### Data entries
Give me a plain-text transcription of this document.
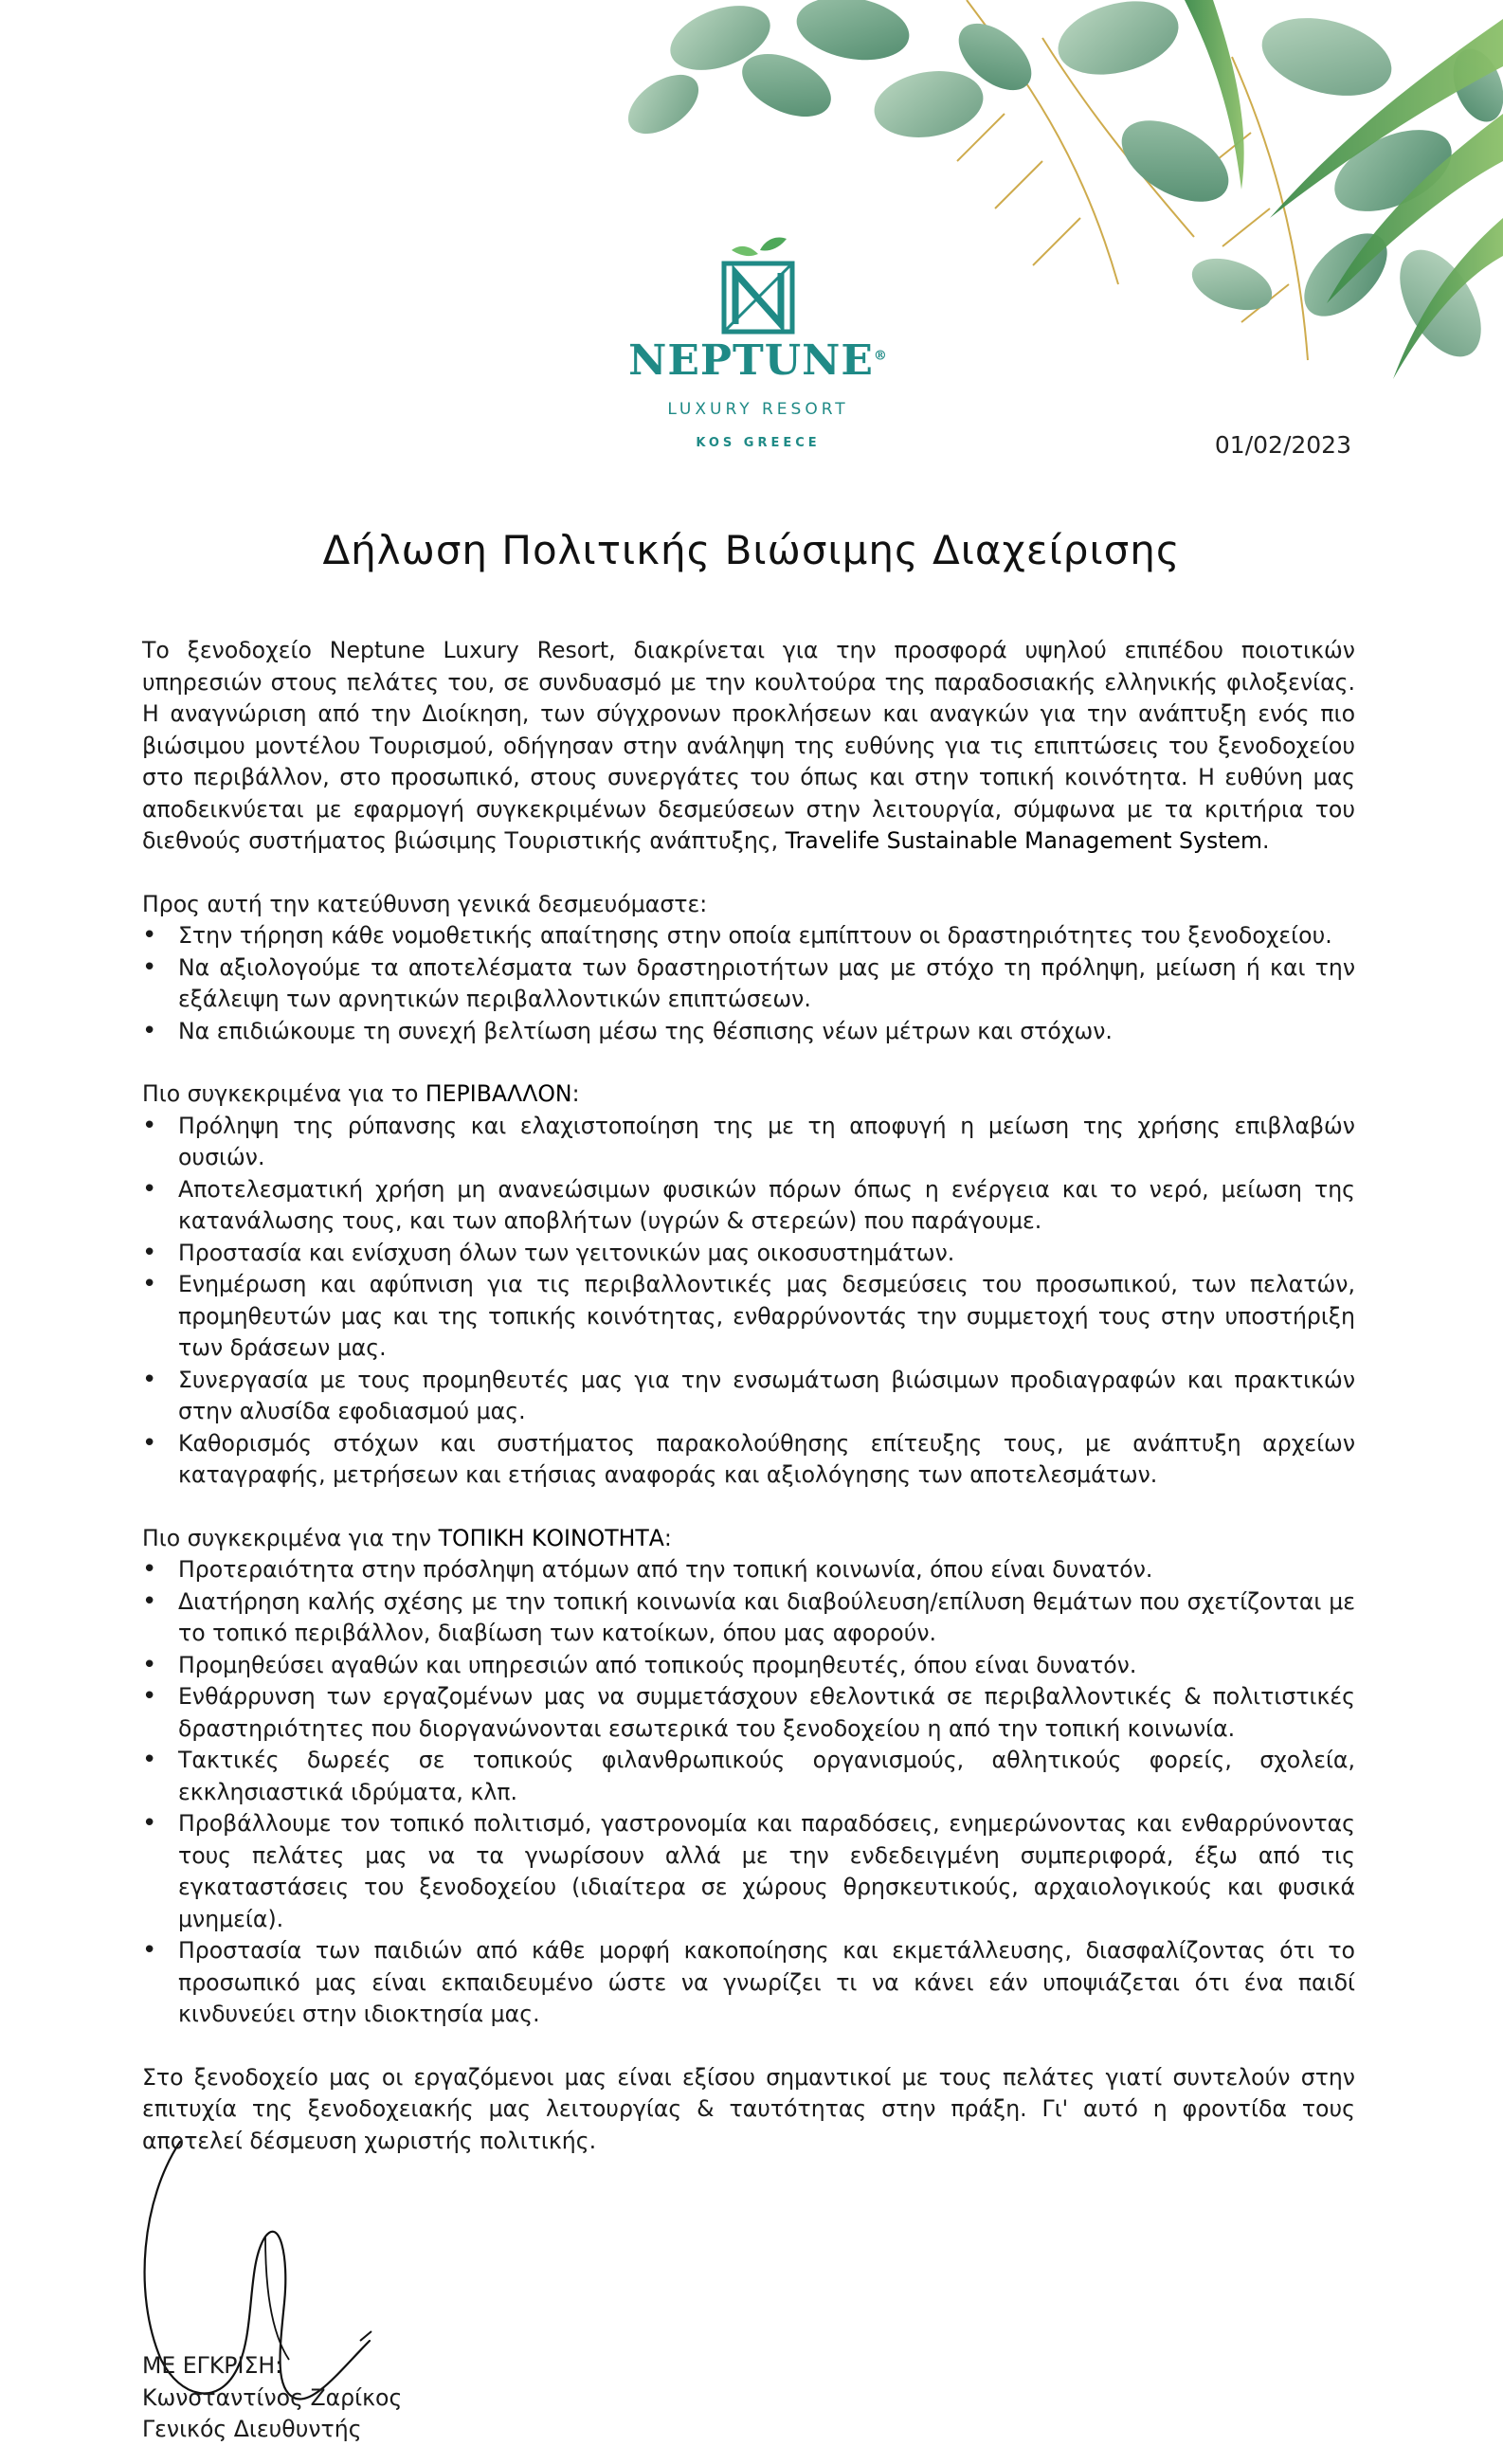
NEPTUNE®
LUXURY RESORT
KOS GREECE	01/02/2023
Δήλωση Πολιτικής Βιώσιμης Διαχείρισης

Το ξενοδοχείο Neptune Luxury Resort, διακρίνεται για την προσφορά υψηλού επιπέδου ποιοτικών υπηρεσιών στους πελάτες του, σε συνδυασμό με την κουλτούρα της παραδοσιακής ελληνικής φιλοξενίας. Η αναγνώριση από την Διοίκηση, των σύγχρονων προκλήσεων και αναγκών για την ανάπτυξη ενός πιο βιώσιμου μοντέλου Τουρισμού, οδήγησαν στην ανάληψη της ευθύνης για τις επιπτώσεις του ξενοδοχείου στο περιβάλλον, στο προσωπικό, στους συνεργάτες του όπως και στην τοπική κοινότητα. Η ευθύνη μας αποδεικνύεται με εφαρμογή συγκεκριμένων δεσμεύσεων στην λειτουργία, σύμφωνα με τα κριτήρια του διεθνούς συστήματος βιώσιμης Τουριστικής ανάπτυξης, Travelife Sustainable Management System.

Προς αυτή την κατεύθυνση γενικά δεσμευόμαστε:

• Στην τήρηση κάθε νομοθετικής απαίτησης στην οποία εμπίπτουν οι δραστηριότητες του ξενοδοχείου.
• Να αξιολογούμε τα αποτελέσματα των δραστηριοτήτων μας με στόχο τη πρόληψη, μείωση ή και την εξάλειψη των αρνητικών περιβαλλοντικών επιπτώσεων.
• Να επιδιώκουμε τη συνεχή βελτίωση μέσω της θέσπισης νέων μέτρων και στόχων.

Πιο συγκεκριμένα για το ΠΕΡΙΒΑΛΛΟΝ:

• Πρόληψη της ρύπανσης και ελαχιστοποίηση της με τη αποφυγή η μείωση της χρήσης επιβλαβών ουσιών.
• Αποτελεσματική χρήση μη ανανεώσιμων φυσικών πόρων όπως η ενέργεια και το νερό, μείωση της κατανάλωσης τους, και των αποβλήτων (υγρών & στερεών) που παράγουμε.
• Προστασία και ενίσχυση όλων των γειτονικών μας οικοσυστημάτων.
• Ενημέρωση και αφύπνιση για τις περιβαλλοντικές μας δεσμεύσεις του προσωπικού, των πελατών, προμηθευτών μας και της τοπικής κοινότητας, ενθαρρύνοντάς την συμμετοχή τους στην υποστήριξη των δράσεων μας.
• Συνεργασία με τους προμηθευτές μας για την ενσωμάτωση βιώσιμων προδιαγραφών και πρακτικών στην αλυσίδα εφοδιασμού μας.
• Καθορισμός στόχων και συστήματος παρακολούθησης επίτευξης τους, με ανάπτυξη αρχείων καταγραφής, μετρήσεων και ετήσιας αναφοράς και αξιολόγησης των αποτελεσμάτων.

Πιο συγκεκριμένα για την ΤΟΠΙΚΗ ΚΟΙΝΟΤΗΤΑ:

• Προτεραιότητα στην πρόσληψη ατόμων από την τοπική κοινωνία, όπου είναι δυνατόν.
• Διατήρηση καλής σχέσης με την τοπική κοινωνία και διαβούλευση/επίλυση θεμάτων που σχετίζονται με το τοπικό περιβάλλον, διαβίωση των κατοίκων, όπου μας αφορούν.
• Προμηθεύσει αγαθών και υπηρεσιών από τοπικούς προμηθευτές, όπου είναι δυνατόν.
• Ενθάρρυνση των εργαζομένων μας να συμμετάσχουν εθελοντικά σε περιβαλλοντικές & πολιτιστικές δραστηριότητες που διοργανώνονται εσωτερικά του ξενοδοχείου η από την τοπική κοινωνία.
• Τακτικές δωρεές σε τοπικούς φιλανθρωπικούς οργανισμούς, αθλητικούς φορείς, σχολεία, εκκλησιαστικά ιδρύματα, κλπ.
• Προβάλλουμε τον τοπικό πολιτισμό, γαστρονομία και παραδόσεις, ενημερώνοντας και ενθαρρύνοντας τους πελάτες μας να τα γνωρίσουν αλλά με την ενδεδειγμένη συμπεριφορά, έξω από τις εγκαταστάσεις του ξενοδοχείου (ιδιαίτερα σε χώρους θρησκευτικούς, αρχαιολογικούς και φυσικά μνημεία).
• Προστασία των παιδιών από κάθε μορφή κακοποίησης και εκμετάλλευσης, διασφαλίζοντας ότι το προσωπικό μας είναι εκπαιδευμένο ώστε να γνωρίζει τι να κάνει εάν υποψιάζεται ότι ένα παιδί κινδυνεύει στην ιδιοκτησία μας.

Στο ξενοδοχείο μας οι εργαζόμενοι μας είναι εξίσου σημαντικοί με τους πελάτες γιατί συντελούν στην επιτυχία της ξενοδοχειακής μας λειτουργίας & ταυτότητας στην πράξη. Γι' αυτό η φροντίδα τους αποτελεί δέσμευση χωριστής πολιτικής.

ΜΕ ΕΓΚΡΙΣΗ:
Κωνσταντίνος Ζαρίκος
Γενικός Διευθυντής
--
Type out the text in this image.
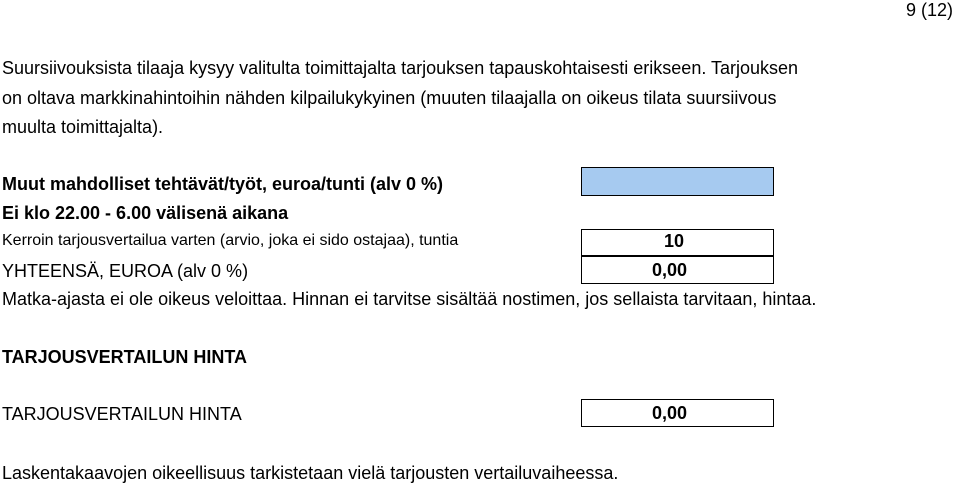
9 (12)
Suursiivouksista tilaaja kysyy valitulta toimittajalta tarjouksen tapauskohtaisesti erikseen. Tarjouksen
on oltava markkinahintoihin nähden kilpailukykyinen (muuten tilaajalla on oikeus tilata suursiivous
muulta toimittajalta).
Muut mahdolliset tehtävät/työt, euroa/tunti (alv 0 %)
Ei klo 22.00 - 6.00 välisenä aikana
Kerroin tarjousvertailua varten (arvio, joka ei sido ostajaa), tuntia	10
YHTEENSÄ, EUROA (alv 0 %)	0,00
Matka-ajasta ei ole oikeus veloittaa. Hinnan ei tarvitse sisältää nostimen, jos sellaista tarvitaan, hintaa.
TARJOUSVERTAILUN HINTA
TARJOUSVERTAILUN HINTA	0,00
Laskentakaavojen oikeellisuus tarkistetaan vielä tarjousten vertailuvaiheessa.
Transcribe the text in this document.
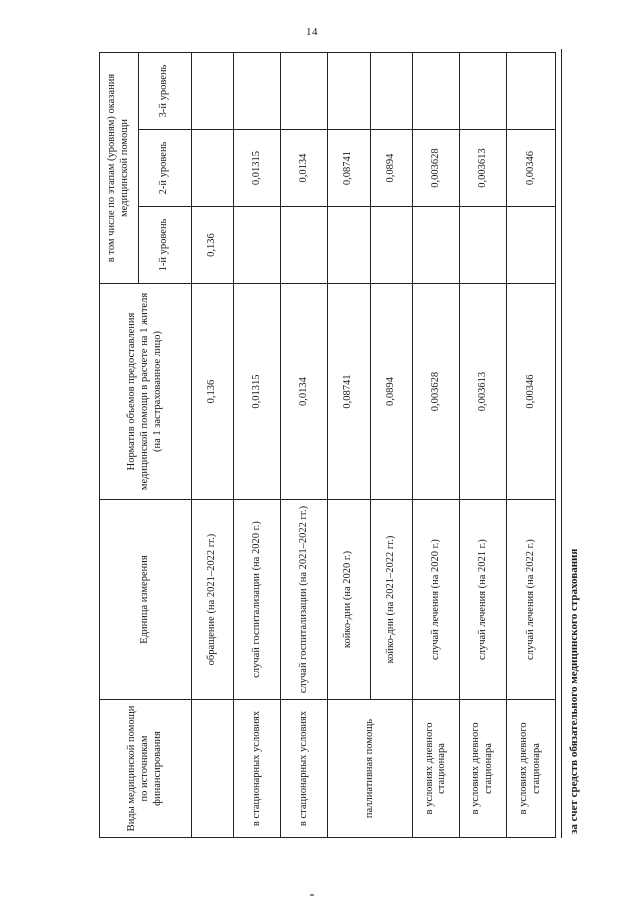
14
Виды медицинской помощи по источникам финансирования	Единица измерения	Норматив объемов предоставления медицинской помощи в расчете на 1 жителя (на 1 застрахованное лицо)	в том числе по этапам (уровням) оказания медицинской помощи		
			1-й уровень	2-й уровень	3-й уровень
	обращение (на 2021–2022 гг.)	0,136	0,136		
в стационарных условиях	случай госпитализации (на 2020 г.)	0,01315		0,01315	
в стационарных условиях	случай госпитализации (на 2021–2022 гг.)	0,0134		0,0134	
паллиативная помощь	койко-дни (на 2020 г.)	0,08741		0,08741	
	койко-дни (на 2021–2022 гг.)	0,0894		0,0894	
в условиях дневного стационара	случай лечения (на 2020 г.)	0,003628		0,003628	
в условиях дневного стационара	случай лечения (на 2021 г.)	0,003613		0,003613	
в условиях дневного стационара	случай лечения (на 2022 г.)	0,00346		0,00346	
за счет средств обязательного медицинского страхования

### What to do
Which lines contain "όπου"? Copy each of them.

### Full output
• Προτεραιότητα στην πρόσληψη ατόμων από την τοπική κοινωνία, όπου είναι δυνατόν.
• Διατήρηση καλής σχέσης με την τοπική κοινωνία και διαβούλευση/επίλυση θεμάτων που σχετίζονται με το τοπικό περιβάλλον, διαβίωση των κατοίκων, όπου μας αφορούν.
• Προμηθεύσει αγαθών και υπηρεσιών από τοπικούς προμηθευτές, όπου είναι δυνατόν.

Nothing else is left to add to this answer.